Do this:
Copy each line of the data below with the word "Arch".

Records supplied:
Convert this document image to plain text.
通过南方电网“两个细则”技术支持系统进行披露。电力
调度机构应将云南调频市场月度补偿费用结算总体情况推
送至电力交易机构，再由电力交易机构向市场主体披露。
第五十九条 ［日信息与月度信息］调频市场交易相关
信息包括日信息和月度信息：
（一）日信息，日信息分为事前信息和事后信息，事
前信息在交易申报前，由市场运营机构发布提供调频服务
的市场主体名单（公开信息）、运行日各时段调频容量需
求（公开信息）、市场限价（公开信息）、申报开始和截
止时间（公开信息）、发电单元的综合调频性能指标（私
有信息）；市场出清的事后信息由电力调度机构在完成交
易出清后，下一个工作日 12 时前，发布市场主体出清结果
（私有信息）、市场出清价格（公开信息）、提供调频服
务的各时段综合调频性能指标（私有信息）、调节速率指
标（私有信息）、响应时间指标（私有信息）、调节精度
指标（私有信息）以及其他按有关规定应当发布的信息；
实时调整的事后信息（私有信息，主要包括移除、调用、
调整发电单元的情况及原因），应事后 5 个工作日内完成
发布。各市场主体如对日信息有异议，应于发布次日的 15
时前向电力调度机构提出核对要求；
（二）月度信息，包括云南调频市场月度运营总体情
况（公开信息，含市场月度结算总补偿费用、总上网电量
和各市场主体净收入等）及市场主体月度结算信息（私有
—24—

* * *

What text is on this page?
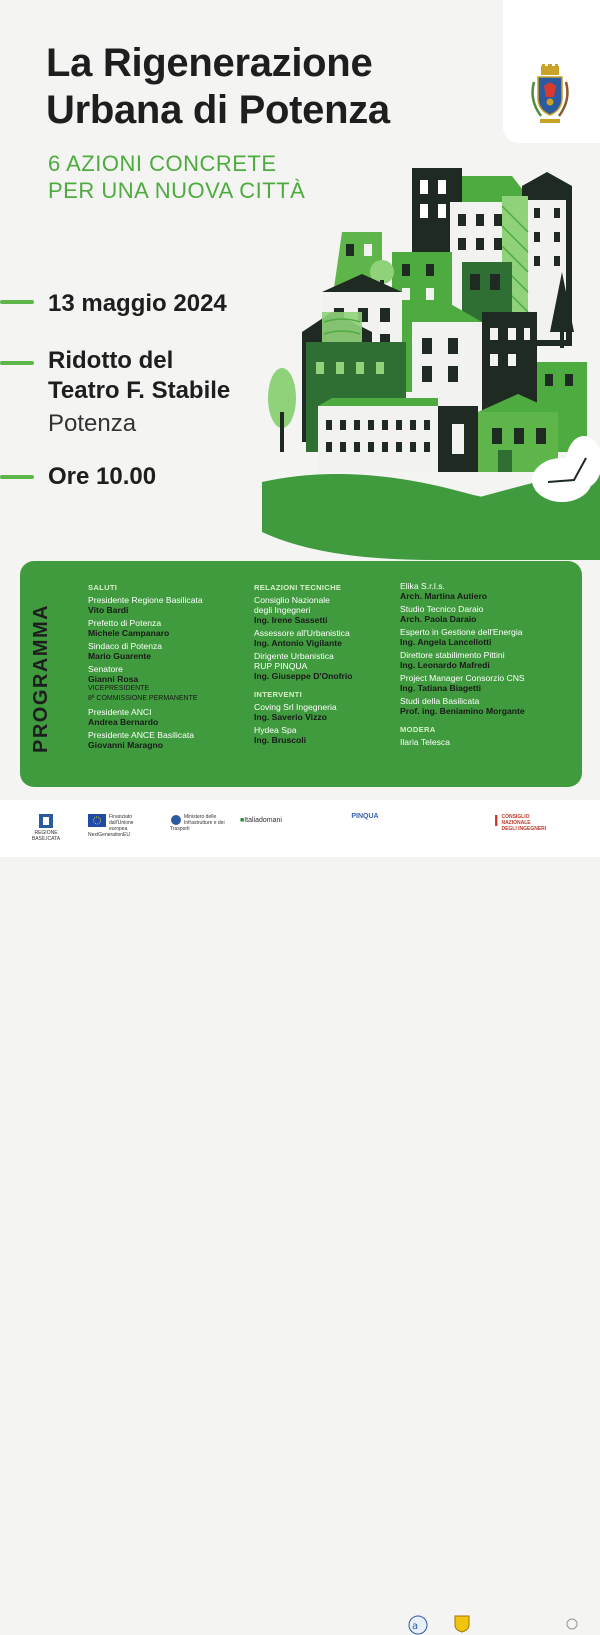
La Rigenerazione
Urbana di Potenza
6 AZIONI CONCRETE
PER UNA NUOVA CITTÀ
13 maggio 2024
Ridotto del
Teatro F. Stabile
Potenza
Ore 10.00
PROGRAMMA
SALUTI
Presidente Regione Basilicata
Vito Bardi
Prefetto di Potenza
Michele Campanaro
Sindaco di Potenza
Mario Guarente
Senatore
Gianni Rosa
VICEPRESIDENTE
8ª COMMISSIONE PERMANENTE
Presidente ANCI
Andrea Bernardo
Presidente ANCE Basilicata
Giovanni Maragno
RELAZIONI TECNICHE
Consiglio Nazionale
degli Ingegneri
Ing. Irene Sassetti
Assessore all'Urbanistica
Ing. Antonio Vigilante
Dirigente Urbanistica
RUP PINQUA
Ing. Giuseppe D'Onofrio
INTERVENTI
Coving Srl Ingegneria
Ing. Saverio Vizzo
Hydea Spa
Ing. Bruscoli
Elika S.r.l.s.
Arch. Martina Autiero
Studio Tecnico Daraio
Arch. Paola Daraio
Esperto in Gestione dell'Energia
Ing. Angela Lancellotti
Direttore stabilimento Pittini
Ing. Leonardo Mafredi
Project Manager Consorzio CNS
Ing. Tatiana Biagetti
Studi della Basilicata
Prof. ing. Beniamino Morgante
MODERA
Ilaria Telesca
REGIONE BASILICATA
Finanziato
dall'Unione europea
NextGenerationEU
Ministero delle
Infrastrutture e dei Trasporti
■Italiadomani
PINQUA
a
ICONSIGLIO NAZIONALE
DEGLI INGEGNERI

Output for this exercise:
Arch. Martina Autiero
Arch. Paola Daraio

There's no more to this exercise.